JOB
What follows is a listing; restate every line of it word for word.

INPUT RECORDS
## start
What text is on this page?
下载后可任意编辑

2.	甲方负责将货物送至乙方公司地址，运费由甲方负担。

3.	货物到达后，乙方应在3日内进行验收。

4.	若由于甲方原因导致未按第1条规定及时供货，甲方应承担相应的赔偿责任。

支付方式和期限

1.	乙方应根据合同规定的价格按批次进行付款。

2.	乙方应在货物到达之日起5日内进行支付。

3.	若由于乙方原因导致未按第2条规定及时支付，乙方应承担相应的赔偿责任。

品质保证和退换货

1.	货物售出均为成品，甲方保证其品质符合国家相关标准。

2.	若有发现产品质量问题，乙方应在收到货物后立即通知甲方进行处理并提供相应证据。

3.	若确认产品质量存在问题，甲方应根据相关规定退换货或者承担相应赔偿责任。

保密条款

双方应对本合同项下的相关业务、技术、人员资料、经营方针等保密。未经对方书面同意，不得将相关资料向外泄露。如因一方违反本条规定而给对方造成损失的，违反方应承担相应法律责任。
## end
SOLUTION FOR THIS PROBLEM
What text is on this page?
下载后可任意编辑

2.	甲方负责将货物送至乙方公司地址，运费由甲方负担。

3.	货物到达后，乙方应在3日内进行验收。

4.	若由于甲方原因导致未按第1条规定及时供货，甲方应承担相应的赔偿责任。

支付方式和期限

1.	乙方应根据合同规定的价格按批次进行付款。

2.	乙方应在货物到达之日起5日内进行支付。

3.	若由于乙方原因导致未按第2条规定及时支付，乙方应承担相应的赔偿责任。

品质保证和退换货

1.	货物售出均为成品，甲方保证其品质符合国家相关标准。

2.	若有发现产品质量问题，乙方应在收到货物后立即通知甲方进行处理并提供相应证据。

3.	若确认产品质量存在问题，甲方应根据相关规定退换货或者承担相应赔偿责任。

保密条款

双方应对本合同项下的相关业务、技术、人员资料、经营方针等保密。未经对方书面同意，不得将相关资料向外泄露。如因一方违反本条规定而给对方造成损失的，违反方应承担相应法律责任。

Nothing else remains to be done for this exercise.